*Required task*: Return the lines below that carry the word "Tools".

*Dataset records*:
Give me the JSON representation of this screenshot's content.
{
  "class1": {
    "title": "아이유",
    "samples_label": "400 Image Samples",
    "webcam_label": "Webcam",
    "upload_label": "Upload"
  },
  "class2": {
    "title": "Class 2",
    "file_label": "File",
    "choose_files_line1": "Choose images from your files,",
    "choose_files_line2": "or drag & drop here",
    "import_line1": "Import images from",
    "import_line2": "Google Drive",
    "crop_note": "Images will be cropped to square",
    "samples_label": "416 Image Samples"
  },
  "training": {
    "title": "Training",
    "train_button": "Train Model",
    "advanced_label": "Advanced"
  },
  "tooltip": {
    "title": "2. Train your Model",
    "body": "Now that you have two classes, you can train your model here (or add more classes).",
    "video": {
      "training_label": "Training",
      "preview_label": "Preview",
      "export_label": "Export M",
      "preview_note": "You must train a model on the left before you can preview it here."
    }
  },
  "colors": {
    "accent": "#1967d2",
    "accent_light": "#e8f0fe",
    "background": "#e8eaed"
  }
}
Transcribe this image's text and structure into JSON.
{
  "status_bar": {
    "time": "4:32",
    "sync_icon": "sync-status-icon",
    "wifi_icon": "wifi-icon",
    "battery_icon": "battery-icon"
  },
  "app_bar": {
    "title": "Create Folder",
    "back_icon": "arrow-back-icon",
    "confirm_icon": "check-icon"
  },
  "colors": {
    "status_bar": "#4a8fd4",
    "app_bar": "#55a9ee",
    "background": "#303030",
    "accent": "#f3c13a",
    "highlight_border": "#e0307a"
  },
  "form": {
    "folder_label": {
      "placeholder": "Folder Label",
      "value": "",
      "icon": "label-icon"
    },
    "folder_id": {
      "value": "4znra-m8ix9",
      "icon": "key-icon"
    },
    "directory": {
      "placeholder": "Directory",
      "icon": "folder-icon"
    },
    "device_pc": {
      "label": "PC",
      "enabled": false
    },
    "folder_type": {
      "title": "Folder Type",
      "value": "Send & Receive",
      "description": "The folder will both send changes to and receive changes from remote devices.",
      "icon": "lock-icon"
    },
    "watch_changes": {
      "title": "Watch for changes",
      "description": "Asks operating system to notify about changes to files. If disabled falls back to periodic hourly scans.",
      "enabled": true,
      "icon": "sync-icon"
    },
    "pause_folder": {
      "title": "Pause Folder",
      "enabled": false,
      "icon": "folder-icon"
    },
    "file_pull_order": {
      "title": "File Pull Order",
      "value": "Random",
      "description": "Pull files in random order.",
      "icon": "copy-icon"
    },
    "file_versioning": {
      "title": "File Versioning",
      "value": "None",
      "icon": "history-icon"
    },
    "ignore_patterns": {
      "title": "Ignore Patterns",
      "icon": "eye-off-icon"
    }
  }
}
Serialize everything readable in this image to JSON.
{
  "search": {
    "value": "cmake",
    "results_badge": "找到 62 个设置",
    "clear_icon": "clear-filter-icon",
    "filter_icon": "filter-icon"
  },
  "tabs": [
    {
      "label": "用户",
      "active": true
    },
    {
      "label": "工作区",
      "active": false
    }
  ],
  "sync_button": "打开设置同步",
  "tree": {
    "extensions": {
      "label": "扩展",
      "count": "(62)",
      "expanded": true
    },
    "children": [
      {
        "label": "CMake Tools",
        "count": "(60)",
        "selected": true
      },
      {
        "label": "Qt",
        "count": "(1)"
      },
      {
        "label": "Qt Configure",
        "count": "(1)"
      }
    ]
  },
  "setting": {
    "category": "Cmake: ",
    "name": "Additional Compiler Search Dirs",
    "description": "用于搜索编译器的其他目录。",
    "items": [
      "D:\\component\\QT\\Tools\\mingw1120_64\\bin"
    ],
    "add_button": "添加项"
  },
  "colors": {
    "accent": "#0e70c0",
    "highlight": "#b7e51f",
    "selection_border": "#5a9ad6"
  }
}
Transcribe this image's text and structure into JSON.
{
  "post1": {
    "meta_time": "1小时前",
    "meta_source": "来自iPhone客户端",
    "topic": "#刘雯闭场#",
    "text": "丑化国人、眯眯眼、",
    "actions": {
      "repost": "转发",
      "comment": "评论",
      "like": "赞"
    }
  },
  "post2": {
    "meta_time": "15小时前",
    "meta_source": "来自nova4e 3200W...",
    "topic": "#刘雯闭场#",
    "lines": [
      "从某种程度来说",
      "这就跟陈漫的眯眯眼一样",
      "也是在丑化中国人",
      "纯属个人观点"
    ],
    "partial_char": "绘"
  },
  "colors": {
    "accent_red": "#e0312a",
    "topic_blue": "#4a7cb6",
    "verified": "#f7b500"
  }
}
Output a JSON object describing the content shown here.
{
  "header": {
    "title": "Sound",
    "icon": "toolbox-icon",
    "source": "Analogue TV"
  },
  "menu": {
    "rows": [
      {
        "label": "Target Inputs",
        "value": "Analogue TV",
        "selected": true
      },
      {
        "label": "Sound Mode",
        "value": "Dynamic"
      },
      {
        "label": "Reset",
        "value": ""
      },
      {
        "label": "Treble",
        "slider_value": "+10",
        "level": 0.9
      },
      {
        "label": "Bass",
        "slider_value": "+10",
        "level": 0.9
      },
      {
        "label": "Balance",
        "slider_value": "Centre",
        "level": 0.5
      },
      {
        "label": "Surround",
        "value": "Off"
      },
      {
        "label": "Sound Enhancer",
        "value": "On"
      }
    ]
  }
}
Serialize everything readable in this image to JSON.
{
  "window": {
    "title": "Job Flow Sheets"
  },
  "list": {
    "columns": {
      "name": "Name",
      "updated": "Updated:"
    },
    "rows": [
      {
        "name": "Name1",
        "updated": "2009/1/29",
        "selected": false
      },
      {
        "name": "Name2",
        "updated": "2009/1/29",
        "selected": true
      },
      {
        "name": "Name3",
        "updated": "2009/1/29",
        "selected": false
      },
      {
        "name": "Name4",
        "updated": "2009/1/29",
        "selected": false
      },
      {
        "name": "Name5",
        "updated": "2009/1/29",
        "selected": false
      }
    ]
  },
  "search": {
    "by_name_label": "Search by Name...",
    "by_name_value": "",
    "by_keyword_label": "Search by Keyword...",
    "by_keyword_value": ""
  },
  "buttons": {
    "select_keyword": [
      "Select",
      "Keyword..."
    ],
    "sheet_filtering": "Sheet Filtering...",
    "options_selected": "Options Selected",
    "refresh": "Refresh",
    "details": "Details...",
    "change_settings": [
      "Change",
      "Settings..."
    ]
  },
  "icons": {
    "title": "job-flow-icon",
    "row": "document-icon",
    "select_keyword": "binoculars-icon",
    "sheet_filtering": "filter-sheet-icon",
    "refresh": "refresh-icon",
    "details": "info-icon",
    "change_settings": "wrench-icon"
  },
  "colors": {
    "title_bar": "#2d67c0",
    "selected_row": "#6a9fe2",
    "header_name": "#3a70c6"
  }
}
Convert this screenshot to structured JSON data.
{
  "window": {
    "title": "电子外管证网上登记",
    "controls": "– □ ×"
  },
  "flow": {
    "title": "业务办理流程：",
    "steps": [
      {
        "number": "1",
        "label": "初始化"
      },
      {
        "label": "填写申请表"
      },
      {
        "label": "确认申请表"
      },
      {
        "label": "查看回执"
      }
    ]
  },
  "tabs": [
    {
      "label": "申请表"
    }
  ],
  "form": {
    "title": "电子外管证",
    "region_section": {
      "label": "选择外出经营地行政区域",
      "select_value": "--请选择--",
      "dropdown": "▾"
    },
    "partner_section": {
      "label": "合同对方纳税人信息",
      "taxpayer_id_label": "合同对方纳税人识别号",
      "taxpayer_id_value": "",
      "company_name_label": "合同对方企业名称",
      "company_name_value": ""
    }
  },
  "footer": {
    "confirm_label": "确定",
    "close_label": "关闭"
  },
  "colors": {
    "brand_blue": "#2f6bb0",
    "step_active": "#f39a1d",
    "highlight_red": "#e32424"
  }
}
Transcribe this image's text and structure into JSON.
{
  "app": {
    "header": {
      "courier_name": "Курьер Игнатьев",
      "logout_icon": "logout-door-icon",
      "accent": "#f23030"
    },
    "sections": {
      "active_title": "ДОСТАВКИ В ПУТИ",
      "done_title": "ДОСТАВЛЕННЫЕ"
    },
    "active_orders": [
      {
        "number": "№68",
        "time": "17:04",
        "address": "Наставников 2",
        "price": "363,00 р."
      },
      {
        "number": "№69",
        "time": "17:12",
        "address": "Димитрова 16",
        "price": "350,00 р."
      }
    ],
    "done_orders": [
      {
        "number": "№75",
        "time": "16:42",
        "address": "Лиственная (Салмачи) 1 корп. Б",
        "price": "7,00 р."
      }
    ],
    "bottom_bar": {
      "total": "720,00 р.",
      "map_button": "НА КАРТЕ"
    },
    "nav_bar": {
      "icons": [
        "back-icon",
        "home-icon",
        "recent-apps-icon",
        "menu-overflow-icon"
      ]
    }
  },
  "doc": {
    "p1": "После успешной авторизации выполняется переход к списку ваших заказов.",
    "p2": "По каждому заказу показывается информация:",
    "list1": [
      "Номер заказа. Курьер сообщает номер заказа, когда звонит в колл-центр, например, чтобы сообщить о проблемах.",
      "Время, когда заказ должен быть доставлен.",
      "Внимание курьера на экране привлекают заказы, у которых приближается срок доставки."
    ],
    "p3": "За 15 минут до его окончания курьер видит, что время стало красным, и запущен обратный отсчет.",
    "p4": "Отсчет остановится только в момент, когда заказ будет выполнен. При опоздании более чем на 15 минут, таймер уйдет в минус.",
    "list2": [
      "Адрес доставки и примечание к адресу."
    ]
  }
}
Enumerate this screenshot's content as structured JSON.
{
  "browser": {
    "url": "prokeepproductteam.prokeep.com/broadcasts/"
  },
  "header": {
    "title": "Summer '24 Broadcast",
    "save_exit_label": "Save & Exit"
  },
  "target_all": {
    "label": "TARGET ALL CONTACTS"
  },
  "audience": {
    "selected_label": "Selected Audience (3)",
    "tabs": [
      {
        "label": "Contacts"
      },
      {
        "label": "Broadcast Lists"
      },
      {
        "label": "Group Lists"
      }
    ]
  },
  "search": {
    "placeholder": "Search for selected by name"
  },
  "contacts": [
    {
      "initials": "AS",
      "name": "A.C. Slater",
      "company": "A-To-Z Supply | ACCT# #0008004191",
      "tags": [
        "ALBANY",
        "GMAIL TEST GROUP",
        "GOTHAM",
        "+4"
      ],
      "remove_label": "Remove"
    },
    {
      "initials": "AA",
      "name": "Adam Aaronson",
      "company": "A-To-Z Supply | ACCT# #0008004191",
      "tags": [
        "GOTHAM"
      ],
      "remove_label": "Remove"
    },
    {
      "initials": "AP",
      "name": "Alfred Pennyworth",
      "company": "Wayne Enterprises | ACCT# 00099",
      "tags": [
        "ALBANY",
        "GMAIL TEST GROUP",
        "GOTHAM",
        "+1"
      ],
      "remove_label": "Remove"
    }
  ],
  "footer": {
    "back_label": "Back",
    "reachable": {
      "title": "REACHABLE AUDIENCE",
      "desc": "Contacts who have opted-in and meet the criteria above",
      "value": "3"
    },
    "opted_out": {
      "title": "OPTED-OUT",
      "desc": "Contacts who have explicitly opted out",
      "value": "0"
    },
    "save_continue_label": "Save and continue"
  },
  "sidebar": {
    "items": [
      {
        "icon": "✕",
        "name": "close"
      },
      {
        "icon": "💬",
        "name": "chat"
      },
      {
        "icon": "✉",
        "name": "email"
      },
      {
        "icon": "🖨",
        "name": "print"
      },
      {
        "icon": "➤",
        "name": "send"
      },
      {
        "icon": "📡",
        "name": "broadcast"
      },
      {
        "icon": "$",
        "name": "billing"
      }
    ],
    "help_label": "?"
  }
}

*Task response*:
        "label": "CMake Tools",
      "D:\\component\\QT\\Tools\\mingw1120_64\\bin"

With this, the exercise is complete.